#### TASK INPUTS
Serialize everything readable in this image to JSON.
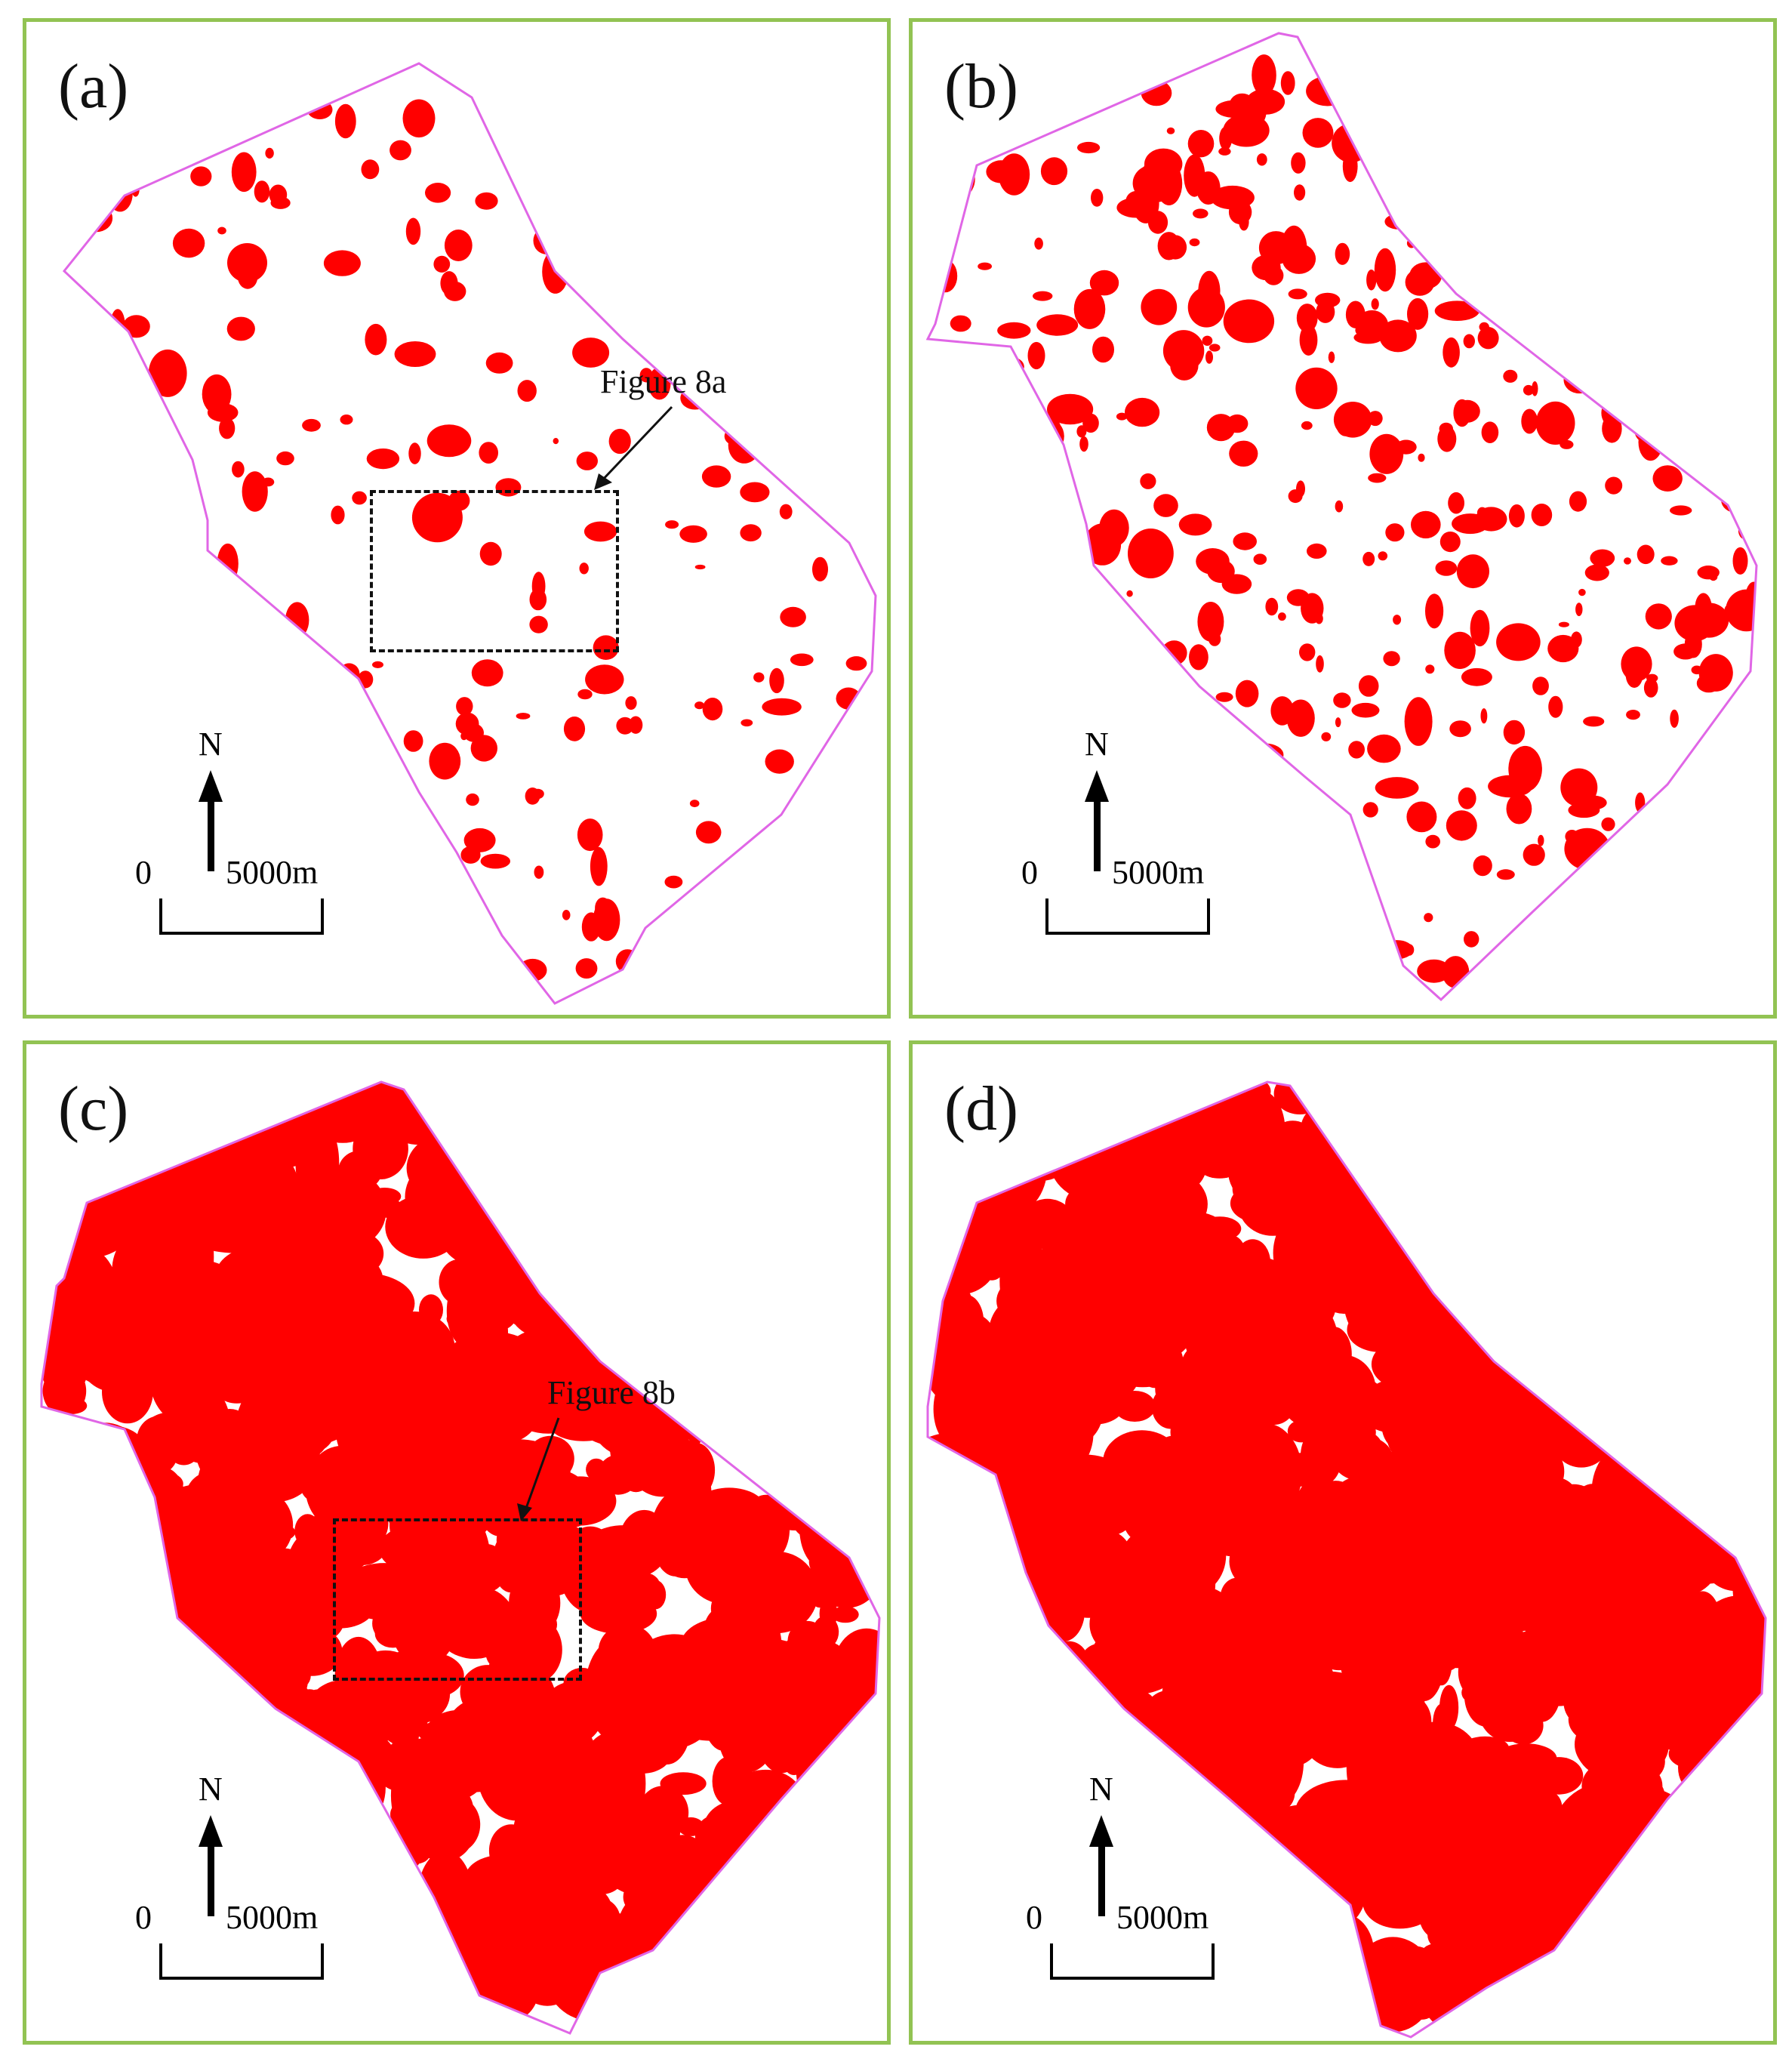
{
  "colors": {
    "frame": "#92c353",
    "boundary": "#e066e6",
    "patch": "#ff0000"
  },
  "panels": [
    {
      "letter": "(a)",
      "north": "N",
      "scale_zero": "0",
      "scale_end": "5000m",
      "annotation": "Figure 8a",
      "density": "low"
    },
    {
      "letter": "(b)",
      "north": "N",
      "scale_zero": "0",
      "scale_end": "5000m",
      "annotation": "",
      "density": "medium"
    },
    {
      "letter": "(c)",
      "north": "N",
      "scale_zero": "0",
      "scale_end": "5000m",
      "annotation": "Figure 8b",
      "density": "high"
    },
    {
      "letter": "(d)",
      "north": "N",
      "scale_zero": "0",
      "scale_end": "5000m",
      "annotation": "",
      "density": "very-high"
    }
  ]
}
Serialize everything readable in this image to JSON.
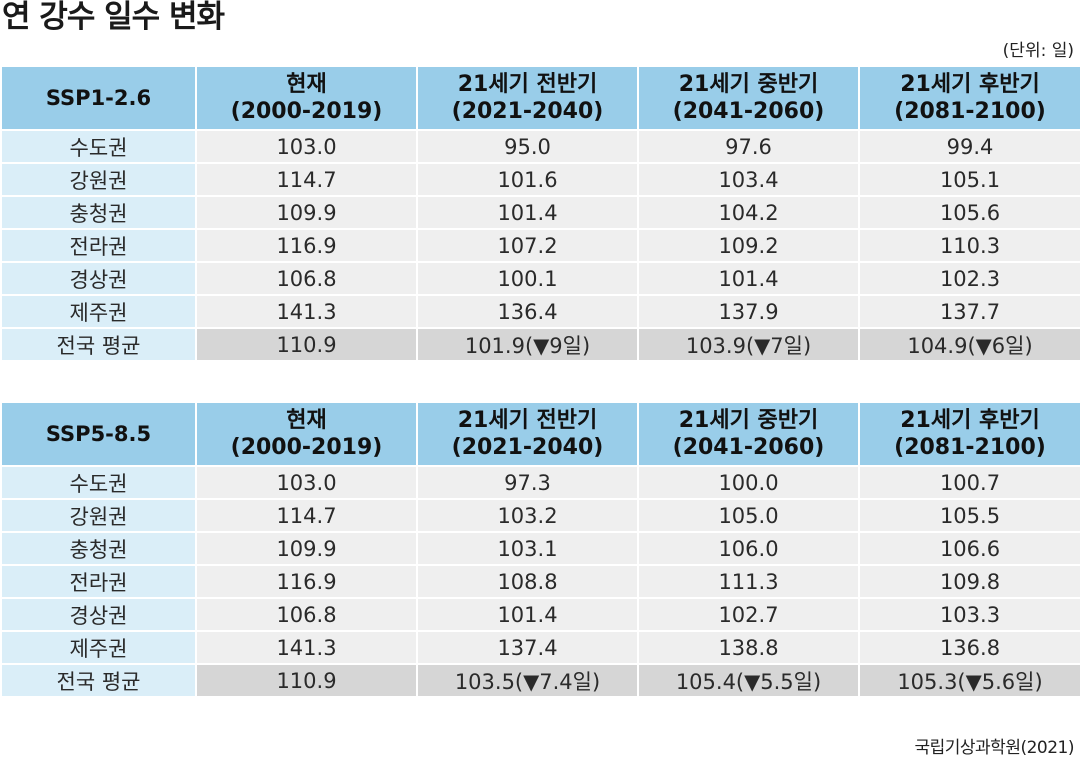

#### TASK BRIEF
From the listing, extract all text exactly as given and drop any picture.

#### TASK RESPONSE
Serialize everything readable in this image to JSON.
{
  "colors": {
    "frame": "#92c353",
    "boundary": "#e066e6",
    "patch": "#ff0000"
  },
  "panels": [
    {
      "letter": "(a)",
      "north": "N",
      "scale_zero": "0",
      "scale_end": "5000m",
      "annotation": "Figure 8a",
      "density": "low"
    },
    {
      "letter": "(b)",
      "north": "N",
      "scale_zero": "0",
      "scale_end": "5000m",
      "annotation": "",
      "density": "medium"
    },
    {
      "letter": "(c)",
      "north": "N",
      "scale_zero": "0",
      "scale_end": "5000m",
      "annotation": "Figure 8b",
      "density": "high"
    },
    {
      "letter": "(d)",
      "north": "N",
      "scale_zero": "0",
      "scale_end": "5000m",
      "annotation": "",
      "density": "very-high"
    }
  ]
}
Serialize everything readable in this image to JSON.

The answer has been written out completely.